Print out each record below, unaltered and complete, without its images.
--- Available data ---
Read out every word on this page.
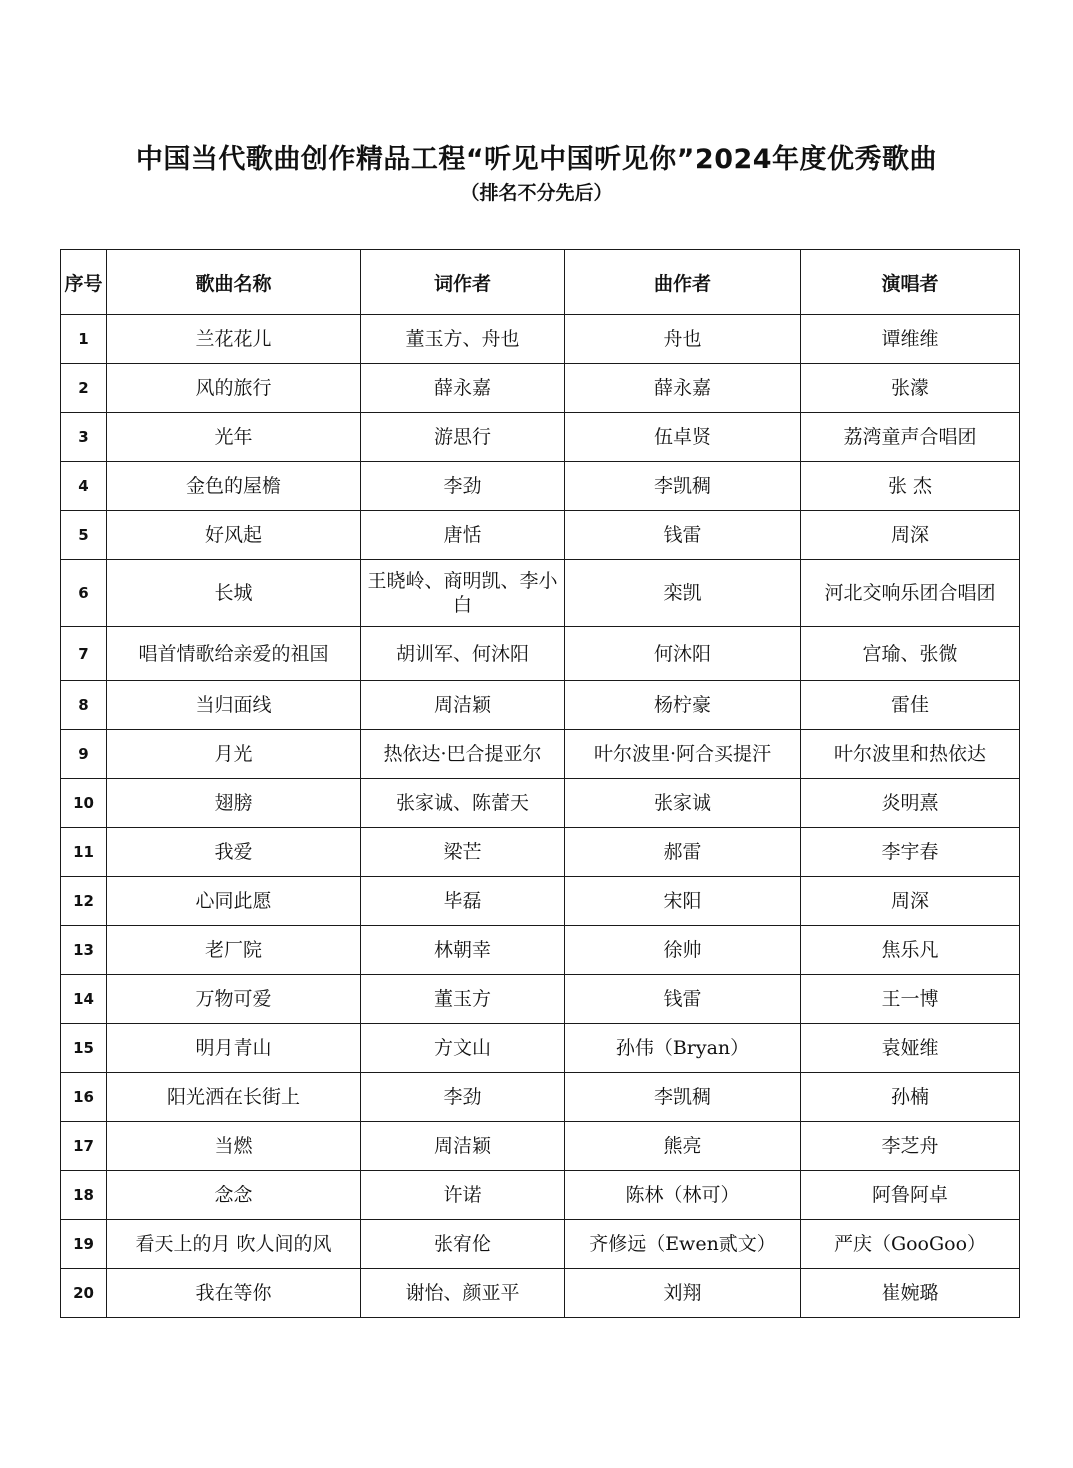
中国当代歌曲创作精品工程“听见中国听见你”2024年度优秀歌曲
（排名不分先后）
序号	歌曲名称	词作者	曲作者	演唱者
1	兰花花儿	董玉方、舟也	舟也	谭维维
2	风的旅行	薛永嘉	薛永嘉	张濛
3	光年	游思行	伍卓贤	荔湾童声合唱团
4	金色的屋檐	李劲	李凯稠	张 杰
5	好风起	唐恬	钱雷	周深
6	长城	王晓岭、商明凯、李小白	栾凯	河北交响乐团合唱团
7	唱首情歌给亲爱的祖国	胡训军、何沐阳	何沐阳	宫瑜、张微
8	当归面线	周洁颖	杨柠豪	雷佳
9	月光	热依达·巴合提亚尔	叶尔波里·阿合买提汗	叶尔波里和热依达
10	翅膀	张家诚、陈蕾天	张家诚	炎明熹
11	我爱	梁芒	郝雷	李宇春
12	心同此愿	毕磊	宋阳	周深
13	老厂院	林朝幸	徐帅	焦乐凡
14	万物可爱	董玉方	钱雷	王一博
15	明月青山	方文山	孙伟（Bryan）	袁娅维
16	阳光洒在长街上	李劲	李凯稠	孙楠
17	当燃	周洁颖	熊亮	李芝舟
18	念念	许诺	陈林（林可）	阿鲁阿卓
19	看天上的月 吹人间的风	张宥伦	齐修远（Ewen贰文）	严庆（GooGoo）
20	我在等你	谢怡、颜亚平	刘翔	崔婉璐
---
#### Result for this exercise:
Read out every word on this page.
中国当代歌曲创作精品工程“听见中国听见你”2024年度优秀歌曲
（排名不分先后）
序号	歌曲名称	词作者	曲作者	演唱者
1	兰花花儿	董玉方、舟也	舟也	谭维维
2	风的旅行	薛永嘉	薛永嘉	张濛
3	光年	游思行	伍卓贤	荔湾童声合唱团
4	金色的屋檐	李劲	李凯稠	张 杰
5	好风起	唐恬	钱雷	周深
6	长城	王晓岭、商明凯、李小白	栾凯	河北交响乐团合唱团
7	唱首情歌给亲爱的祖国	胡训军、何沐阳	何沐阳	宫瑜、张微
8	当归面线	周洁颖	杨柠豪	雷佳
9	月光	热依达·巴合提亚尔	叶尔波里·阿合买提汗	叶尔波里和热依达
10	翅膀	张家诚、陈蕾天	张家诚	炎明熹
11	我爱	梁芒	郝雷	李宇春
12	心同此愿	毕磊	宋阳	周深
13	老厂院	林朝幸	徐帅	焦乐凡
14	万物可爱	董玉方	钱雷	王一博
15	明月青山	方文山	孙伟（Bryan）	袁娅维
16	阳光洒在长街上	李劲	李凯稠	孙楠
17	当燃	周洁颖	熊亮	李芝舟
18	念念	许诺	陈林（林可）	阿鲁阿卓
19	看天上的月 吹人间的风	张宥伦	齐修远（Ewen贰文）	严庆（GooGoo）
20	我在等你	谢怡、颜亚平	刘翔	崔婉璐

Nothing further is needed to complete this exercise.